Requirements
Transcribe all the records exactly and omit any images they hold.
==== Material for this exercise ====
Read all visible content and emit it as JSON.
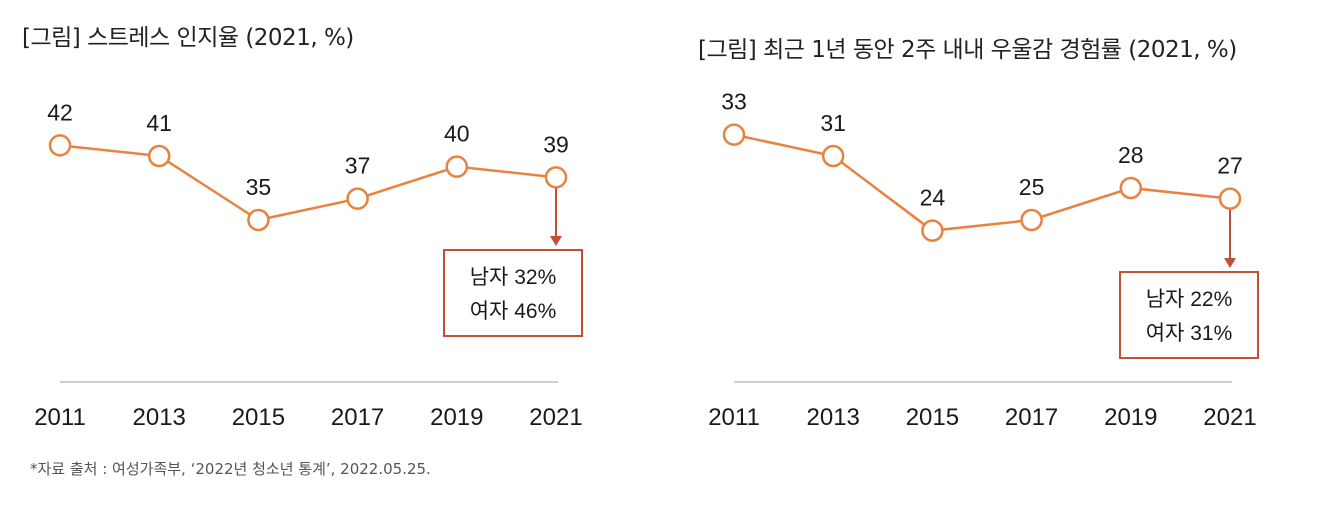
{
  "charts": [
    {
      "id": "left",
      "title": "[그림] 스트레스 인지율 (2021, %)",
      "callout": {
        "line1": "남자 32%",
        "line2": "여자 46%"
      }
    },
    {
      "id": "right",
      "title": "[그림] 최근 1년 동안 2주 내내 우울감 경험률 (2021, %)",
      "callout": {
        "line1": "남자 22%",
        "line2": "여자 31%"
      }
    }
  ],
  "chart_data": [
    {
      "type": "line",
      "title": "[그림] 스트레스 인지율 (2021, %)",
      "categories": [
        "2011",
        "2013",
        "2015",
        "2017",
        "2019",
        "2021"
      ],
      "values": [
        42,
        41,
        35,
        37,
        40,
        39
      ],
      "ylim": [
        20,
        50
      ],
      "xlabel": "",
      "ylabel": "",
      "annotations": [
        "남자 32%",
        "여자 46%"
      ]
    },
    {
      "type": "line",
      "title": "[그림] 최근 1년 동안 2주 내내 우울감 경험률 (2021, %)",
      "categories": [
        "2011",
        "2013",
        "2015",
        "2017",
        "2019",
        "2021"
      ],
      "values": [
        33,
        31,
        24,
        25,
        28,
        27
      ],
      "ylim": [
        10,
        40
      ],
      "xlabel": "",
      "ylabel": "",
      "annotations": [
        "남자 22%",
        "여자 31%"
      ]
    }
  ],
  "colors": {
    "line": "#e8823f",
    "callout_border": "#c0503a",
    "arrow": "#c0503a",
    "axis": "#bdbdbd"
  },
  "footnote": "*자료 출처 : 여성가족부, ‘2022년 청소년 통계’, 2022.05.25."
}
====
The completed task
Read all visible content and emit it as JSON.
{
  "charts": [
    {
      "id": "left",
      "title": "[그림] 스트레스 인지율 (2021, %)",
      "callout": {
        "line1": "남자 32%",
        "line2": "여자 46%"
      }
    },
    {
      "id": "right",
      "title": "[그림] 최근 1년 동안 2주 내내 우울감 경험률 (2021, %)",
      "callout": {
        "line1": "남자 22%",
        "line2": "여자 31%"
      }
    }
  ],
  "chart_data": [
    {
      "type": "line",
      "title": "[그림] 스트레스 인지율 (2021, %)",
      "categories": [
        "2011",
        "2013",
        "2015",
        "2017",
        "2019",
        "2021"
      ],
      "values": [
        42,
        41,
        35,
        37,
        40,
        39
      ],
      "ylim": [
        20,
        50
      ],
      "xlabel": "",
      "ylabel": "",
      "annotations": [
        "남자 32%",
        "여자 46%"
      ]
    },
    {
      "type": "line",
      "title": "[그림] 최근 1년 동안 2주 내내 우울감 경험률 (2021, %)",
      "categories": [
        "2011",
        "2013",
        "2015",
        "2017",
        "2019",
        "2021"
      ],
      "values": [
        33,
        31,
        24,
        25,
        28,
        27
      ],
      "ylim": [
        10,
        40
      ],
      "xlabel": "",
      "ylabel": "",
      "annotations": [
        "남자 22%",
        "여자 31%"
      ]
    }
  ],
  "colors": {
    "line": "#e8823f",
    "callout_border": "#c0503a",
    "arrow": "#c0503a",
    "axis": "#bdbdbd"
  },
  "footnote": "*자료 출처 : 여성가족부, ‘2022년 청소년 통계’, 2022.05.25."
}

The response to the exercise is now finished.